Figure record listings
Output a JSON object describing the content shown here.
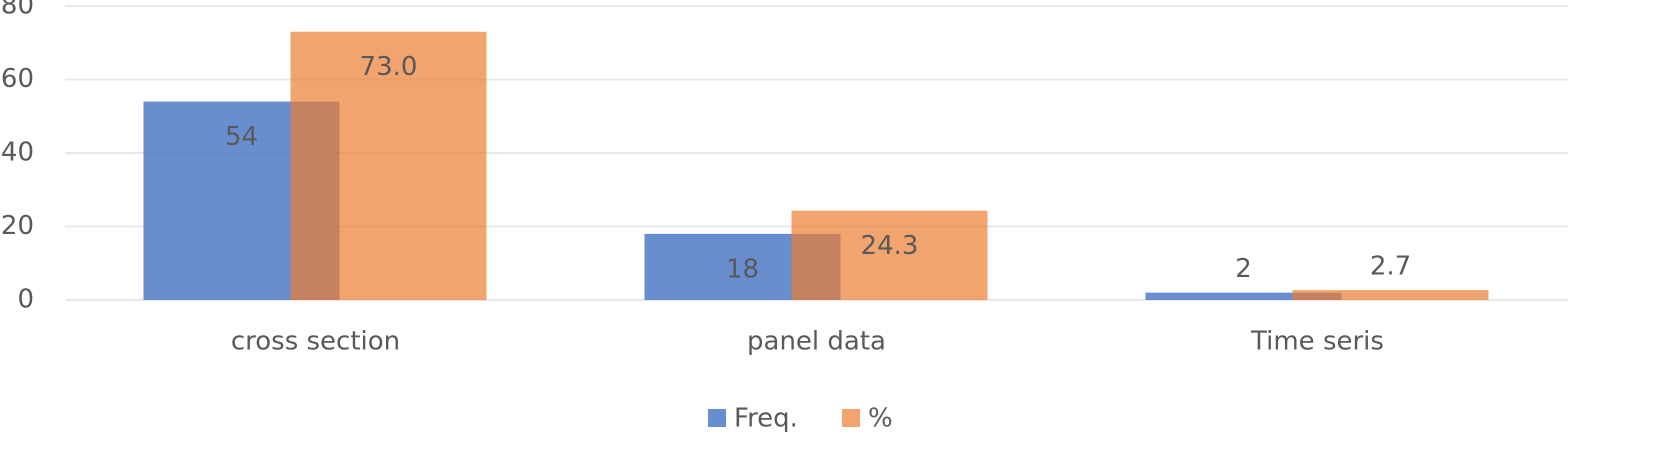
{
  "chart_data": {
    "type": "bar",
    "categories": [
      "cross section",
      "panel data",
      "Time seris"
    ],
    "series": [
      {
        "name": "Freq.",
        "color": "#4472c4",
        "values": [
          54,
          18,
          2
        ]
      },
      {
        "name": "%",
        "color": "#ed7d31",
        "values": [
          73.0,
          24.3,
          2.7
        ],
        "value_labels": [
          "73.0",
          "24.3",
          "2.7"
        ]
      }
    ],
    "ylim": [
      0,
      80
    ],
    "yticks": [
      0,
      20,
      40,
      60,
      80
    ],
    "grid": true,
    "legend": "bottom"
  }
}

- _Exercise_
Quote the records above exactly, leaving out any pictures.

- _Solution for this exercise_
Output a JSON object describing the content shown here.
{
  "chart_data": {
    "type": "bar",
    "categories": [
      "cross section",
      "panel data",
      "Time seris"
    ],
    "series": [
      {
        "name": "Freq.",
        "color": "#4472c4",
        "values": [
          54,
          18,
          2
        ]
      },
      {
        "name": "%",
        "color": "#ed7d31",
        "values": [
          73.0,
          24.3,
          2.7
        ],
        "value_labels": [
          "73.0",
          "24.3",
          "2.7"
        ]
      }
    ],
    "ylim": [
      0,
      80
    ],
    "yticks": [
      0,
      20,
      40,
      60,
      80
    ],
    "grid": true,
    "legend": "bottom"
  }
}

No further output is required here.